- Tarefa do exercício 1: Transcreva do texto sobre a notificação do executado o trecho de "XIII. ALÉM DA" a "PREJUÍZO DE OUTROS.".

XI. EM PRIMEIRO LUGAR, PORQUE O AGENTE DE EXECUÇÃO DEVERIA TER REALIZADO ACTOS PARA APURAR QUE O EXECUTADO RESIDIA NA MORADA DE MATOSINHOS ONDE PRETENDIA CONCRETIZAR ESSA NOTIFICAÇÃO, O QUE, NO CASO NÃO OCORREU.
XII. EM SEGUNDO LUGAR, PORQUE NÃO SERIA POSSÍVEL APURAR QUE O EXECUTADO RESIDIA EM MATOSINHOS, PORQUE SABE-SE NOS AUTOS QUE O EXECUTADO RESIDE NO LUXEMBURGO.
XIII. ALÉM DA VIOLAÇÃO CONSTITUCIONAL ACIMA REFERIDA, A DECISÃO RECORRIDA, AO NÃO APRECIAR ESTA ACTUAÇÃO DO AGENTE DE EXECUÇÃO VIOLA, IGUALMENTE, OS ARTIGOS 228.º, 232.º E 239.º DO CÓDIGO DE PROCESSO CIVIL.
XIV. O MANDATÁRIO DO EXECUTADO NÃO DISPÕE DE PODERES PARA RECEBER NOTIFICAÇÕES EM NOME DO EXECUTADO.
XV. A NOTIFICAÇÃO A REALIZAR AO EXECUTADO É PESSOAL, POIS OS TERMOS DO EXERCÍCIO DO DIREITO DE REMIÇÃO DEPENDEM DE UM ACTO DE VONTADE DO EXECUTADO QUE, A SEU LIVRE ARBÍTRIO, PODE IMPEDIR O EXERCÍCIO DO DIREITO DE REMISSÃO OU PERMITI-LO A TODOS OS REMIDORES OU BENEFICIAR ALGUNS EM PREJUÍZO DE OUTROS.

- Dados da tarefa:
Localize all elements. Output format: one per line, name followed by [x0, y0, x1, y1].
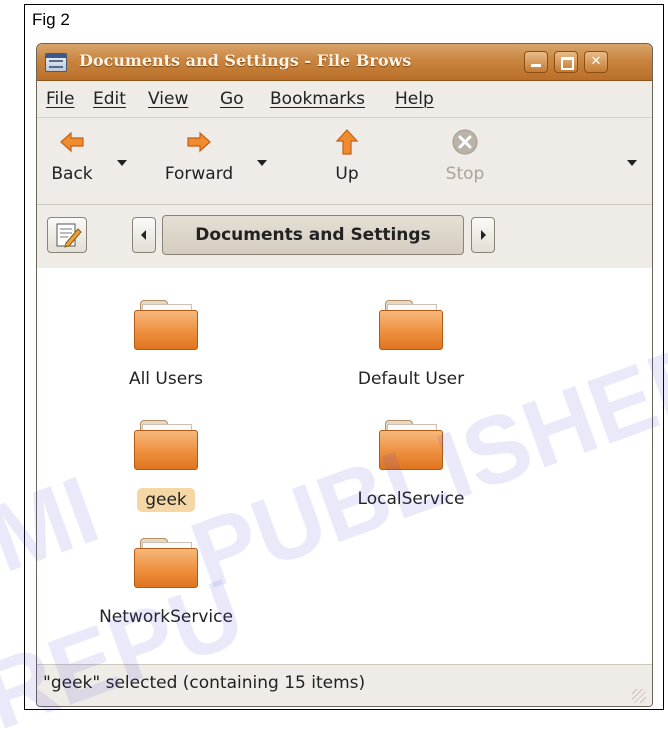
menu-bar: File Edit View Go Bookmarks Help — [37, 81, 652, 118]
menu-file[interactable]: File — [46, 89, 74, 109]
forward-button[interactable]: Forward — [149, 128, 249, 184]
path-scroll-left-button[interactable] — [132, 217, 156, 253]
up-button[interactable]: Up — [317, 128, 377, 184]
folder-icon — [379, 296, 443, 350]
folder-icon — [134, 296, 198, 350]
figure-label: Fig 2 — [32, 10, 70, 29]
location-bar: Documents and Settings — [37, 205, 652, 270]
file-browser-app-icon[interactable] — [45, 53, 67, 72]
left-triangle-icon — [141, 230, 146, 240]
toolbar-overflow-dropdown-icon[interactable] — [627, 160, 637, 166]
resize-grip-icon[interactable] — [632, 689, 646, 703]
forward-arrow-icon — [185, 128, 213, 156]
back-label: Back — [51, 164, 93, 184]
status-text: "geek" selected (containing 15 items) — [43, 673, 366, 693]
right-triangle-icon — [481, 230, 486, 240]
toggle-location-entry-button[interactable] — [47, 217, 87, 253]
path-scroll-right-button[interactable] — [471, 217, 495, 253]
folder-name: All Users — [128, 369, 204, 389]
stop-icon — [451, 128, 479, 156]
path-crumb-current[interactable]: Documents and Settings — [162, 215, 464, 255]
stop-label: Stop — [445, 164, 485, 184]
minimize-button[interactable] — [524, 51, 548, 73]
menu-help[interactable]: Help — [395, 89, 434, 109]
menu-bookmarks[interactable]: Bookmarks — [270, 89, 365, 109]
forward-label: Forward — [164, 164, 234, 184]
folder-item-selected[interactable]: geek — [71, 416, 261, 512]
forward-history-dropdown-icon[interactable] — [257, 160, 267, 166]
folder-icon — [134, 416, 198, 470]
maximize-button[interactable] — [554, 51, 578, 73]
edit-pencil-icon — [56, 223, 82, 248]
title-bar[interactable]: Documents and Settings - File Brows — [37, 44, 652, 81]
menu-edit[interactable]: Edit — [93, 89, 126, 109]
folder-icon — [379, 416, 443, 470]
folder-name: LocalService — [357, 489, 465, 509]
back-arrow-icon — [58, 128, 86, 156]
folder-name: NetworkService — [99, 607, 233, 627]
menu-view[interactable]: View — [148, 89, 188, 109]
back-button[interactable]: Back — [41, 128, 103, 184]
toolbar: Back Forward Up Stop — [37, 118, 652, 205]
file-view[interactable]: All Users Default User geek LocalService — [37, 268, 652, 664]
stop-button[interactable]: Stop — [435, 128, 495, 184]
folder-item[interactable]: LocalService — [316, 416, 506, 510]
menu-go[interactable]: Go — [220, 89, 244, 109]
folder-icon — [134, 534, 198, 588]
figure-frame: Fig 2 Documents and Settings - File Brow… — [24, 4, 664, 710]
close-button[interactable] — [584, 51, 608, 73]
back-history-dropdown-icon[interactable] — [117, 160, 127, 166]
folder-item[interactable]: All Users — [71, 296, 261, 390]
folder-name: geek — [137, 488, 195, 512]
folder-item[interactable]: NetworkService — [71, 534, 261, 628]
status-bar: "geek" selected (containing 15 items) — [37, 664, 652, 706]
window-title: Documents and Settings - File Brows — [79, 51, 412, 70]
folder-name: Default User — [357, 369, 465, 389]
file-browser-window: Documents and Settings - File Brows File… — [36, 43, 653, 707]
up-label: Up — [335, 164, 359, 184]
folder-item[interactable]: Default User — [316, 296, 506, 390]
up-arrow-icon — [333, 128, 361, 156]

- Tarefa do exercício 2: Apresente como lista JSON de strings as linhas dos registros da linha com "menu-bar: File Edit" até a linha com "folder-icon — [379, 296, 443, 350]", incluindo as duas. Use uma string por linha e omita as linhas em branco.

- Resposta completa 1:
XIII. ALÉM DA VIOLAÇÃO CONSTITUCIONAL ACIMA REFERIDA, A DECISÃO RECORRIDA, AO NÃO APRECIAR ESTA ACTUAÇÃO DO AGENTE DE EXECUÇÃO VIOLA, IGUALMENTE, OS ARTIGOS 228.º, 232.º E 239.º DO CÓDIGO DE PROCESSO CIVIL.
XIV. O MANDATÁRIO DO EXECUTADO NÃO DISPÕE DE PODERES PARA RECEBER NOTIFICAÇÕES EM NOME DO EXECUTADO.
XV. A NOTIFICAÇÃO A REALIZAR AO EXECUTADO É PESSOAL, POIS OS TERMOS DO EXERCÍCIO DO DIREITO DE REMIÇÃO DEPENDEM DE UM ACTO DE VONTADE DO EXECUTADO QUE, A SEU LIVRE ARBÍTRIO, PODE IMPEDIR O EXERCÍCIO DO DIREITO DE REMISSÃO OU PERMITI-LO A TODOS OS REMIDORES OU BENEFICIAR ALGUNS EM PREJUÍZO DE OUTROS.

- Resposta completa 2:
[
  "menu-bar: File Edit View Go Bookmarks Help — [37, 81, 652, 118]",
  "menu-file[interactable]: File — [46, 89, 74, 109]",
  "forward-button[interactable]: Forward — [149, 128, 249, 184]",
  "path-scroll-left-button[interactable] — [132, 217, 156, 253]",
  "up-button[interactable]: Up — [317, 128, 377, 184]",
  "folder-icon — [379, 296, 443, 350]"
]